Job:
Wherever a line in the data below holds "JSON", copy that line.

Records from a collection of figures:
○ ○ ○ ○ ○

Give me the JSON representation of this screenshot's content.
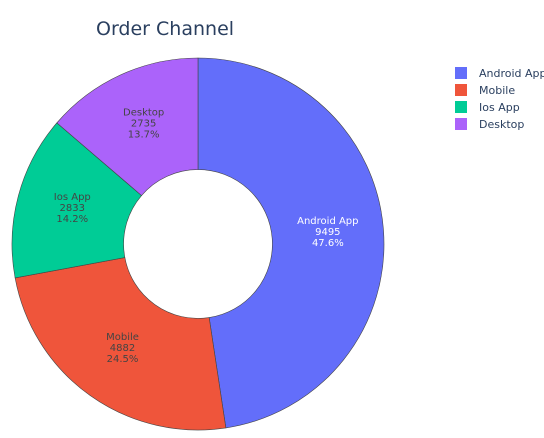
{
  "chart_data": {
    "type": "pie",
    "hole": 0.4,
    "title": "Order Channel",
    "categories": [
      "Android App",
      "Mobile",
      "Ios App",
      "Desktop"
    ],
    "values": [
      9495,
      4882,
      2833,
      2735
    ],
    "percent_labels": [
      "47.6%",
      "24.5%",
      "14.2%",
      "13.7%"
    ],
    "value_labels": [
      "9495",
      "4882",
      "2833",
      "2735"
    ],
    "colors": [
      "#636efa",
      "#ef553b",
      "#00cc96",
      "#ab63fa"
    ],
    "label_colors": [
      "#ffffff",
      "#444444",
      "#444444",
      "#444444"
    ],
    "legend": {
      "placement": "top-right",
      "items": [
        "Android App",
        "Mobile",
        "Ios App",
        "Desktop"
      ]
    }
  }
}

○ ○ ○ ○ ○

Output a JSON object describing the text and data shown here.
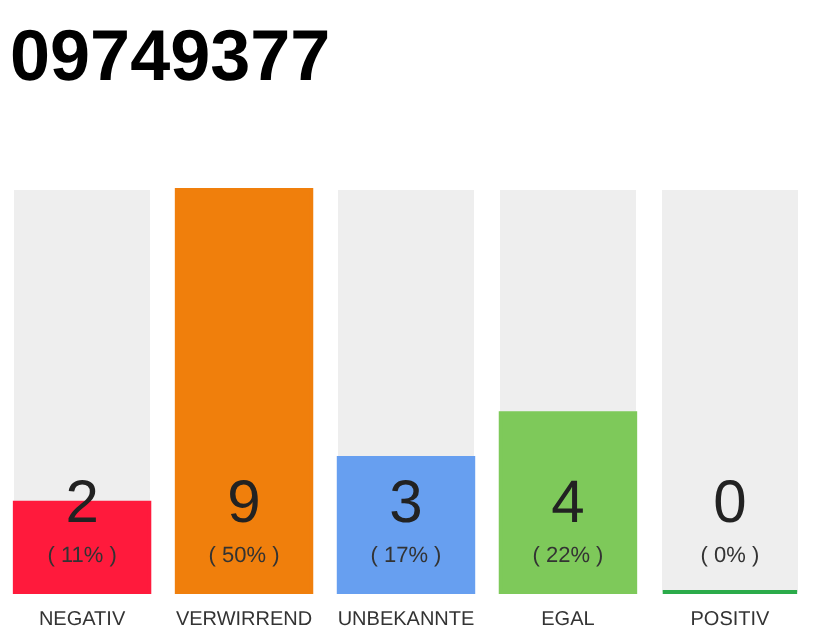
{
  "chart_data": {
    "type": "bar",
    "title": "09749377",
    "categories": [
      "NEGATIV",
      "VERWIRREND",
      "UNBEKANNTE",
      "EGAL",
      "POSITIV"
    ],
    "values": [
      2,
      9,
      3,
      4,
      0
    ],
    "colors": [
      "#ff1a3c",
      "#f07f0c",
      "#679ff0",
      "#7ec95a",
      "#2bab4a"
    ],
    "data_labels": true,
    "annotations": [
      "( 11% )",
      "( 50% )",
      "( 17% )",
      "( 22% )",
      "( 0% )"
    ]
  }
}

○ ○ ○ ○ ○

Reply to the task:
Give me the JSON representation of this screenshot's content.
Output a JSON object describing the text and data shown here.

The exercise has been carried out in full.